> **MATERIAL TO PROCESS**
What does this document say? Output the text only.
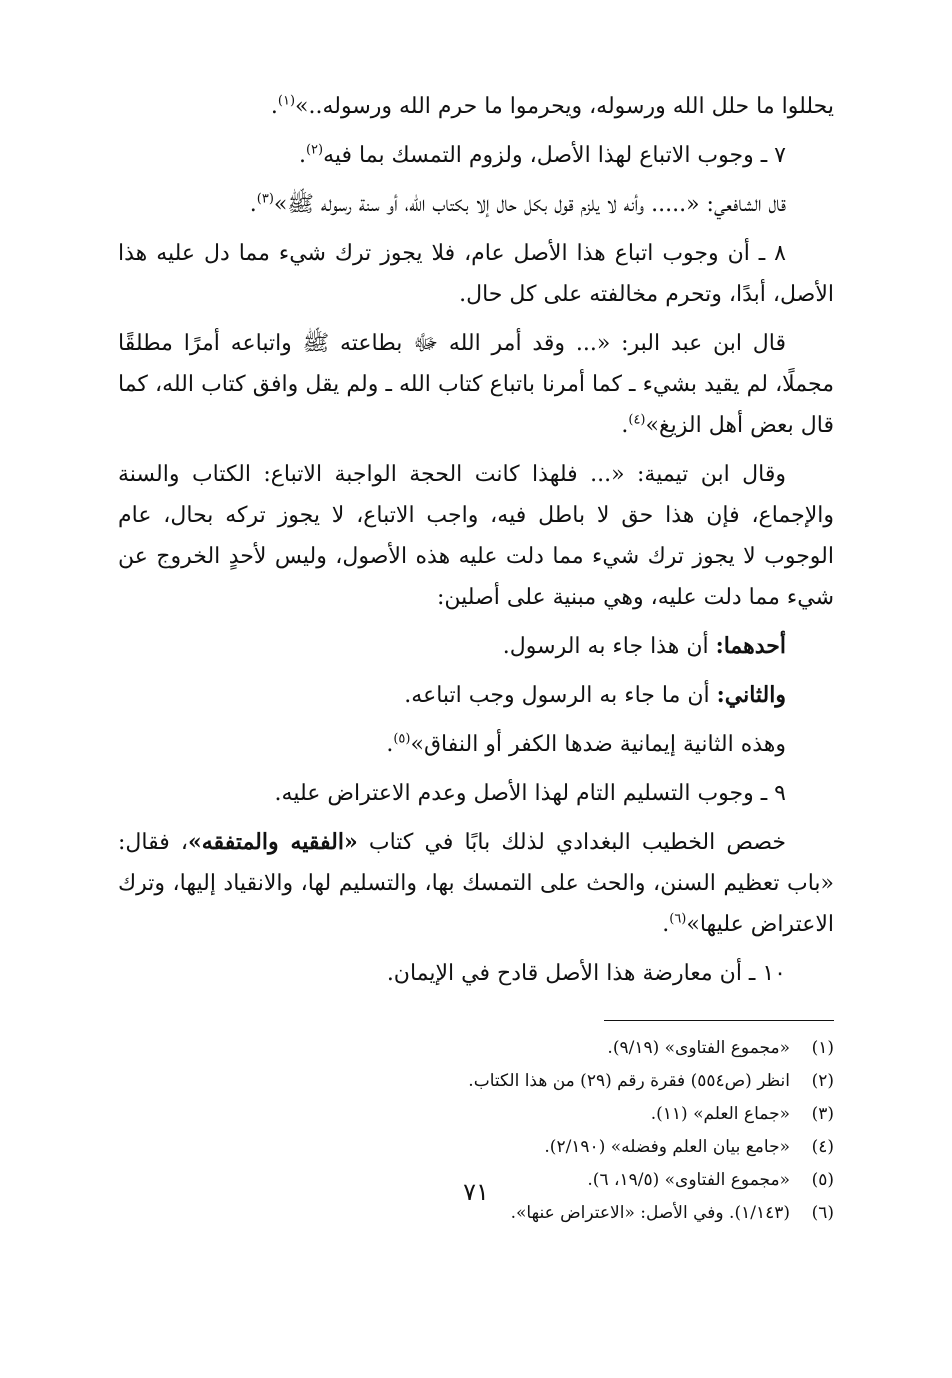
يحللوا ما حلل الله ورسوله، ويحرموا ما حرم الله ورسوله..»$^{(١)}$.

٧ ـ وجوب الاتباع لهذا الأصل، ولزوم التمسك بما فيه$^{(٢)}$.

قال الشافعي: «..... وأنه لا يلزم قول بكل حال إلا بكتاب الله، أو سنة رسوله ﷺ»$^{(٣)}$.

٨ ـ أن وجوب اتباع هذا الأصل عام، فلا يجوز ترك شيء مما دل عليه هذا الأصل، أبدًا، وتحرم مخالفته على كل حال.

قال ابن عبد البر: «... وقد أمر الله ﷻ بطاعته ﷺ واتباعه أمرًا مطلقًا مجملًا، لم يقيد بشيء ـ كما أمرنا باتباع كتاب الله ـ ولم يقل وافق كتاب الله، كما قال بعض أهل الزيغ»$^{(٤)}$.

وقال ابن تيمية: «... فلهذا كانت الحجة الواجبة الاتباع: الكتاب والسنة والإجماع، فإن هذا حق لا باطل فيه، واجب الاتباع، لا يجوز تركه بحال، عام الوجوب لا يجوز ترك شيء مما دلت عليه هذه الأصول، وليس لأحدٍ الخروج عن شيء مما دلت عليه، وهي مبنية على أصلين:

أحدهما: أن هذا جاء به الرسول.

والثاني: أن ما جاء به الرسول وجب اتباعه.

وهذه الثانية إيمانية ضدها الكفر أو النفاق»$^{(٥)}$.

٩ ـ وجوب التسليم التام لهذا الأصل وعدم الاعتراض عليه.

خصص الخطيب البغدادي لذلك بابًا في كتاب «الفقيه والمتفقه»، فقال: «باب تعظيم السنن، والحث على التمسك بها، والتسليم لها، والانقياد إليها، وترك الاعتراض عليها»$^{(٦)}$.

١٠ ـ أن معارضة هذا الأصل قادح في الإيمان.

(١)
«مجموع الفتاوى» (٩/١٩).
(٢)
انظر (ص٥٥٤) فقرة رقم (٢٩) من هذا الكتاب.
(٣)
«جماع العلم» (١١).
(٤)
«جامع بيان العلم وفضله» (٢/١٩٠).
(٥)
«مجموع الفتاوى» (١٩/٥، ٦).
(٦)
(١/١٤٣). وفي الأصل: «الاعتراض عنها».
٧١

> **SET PROBLEM**
Pick out the lines above containing the word "الكتاب", then copy them.

> **RESPONSE**
وقال ابن تيمية: «... فلهذا كانت الحجة الواجبة الاتباع: الكتاب والسنة والإجماع، فإن هذا حق لا باطل فيه، واجب الاتباع، لا يجوز تركه بحال، عام الوجوب لا يجوز ترك شيء مما دلت عليه هذه الأصول، وليس لأحدٍ الخروج عن شيء مما دلت عليه، وهي مبنية على أصلين:
انظر (ص٥٥٤) فقرة رقم (٢٩) من هذا الكتاب.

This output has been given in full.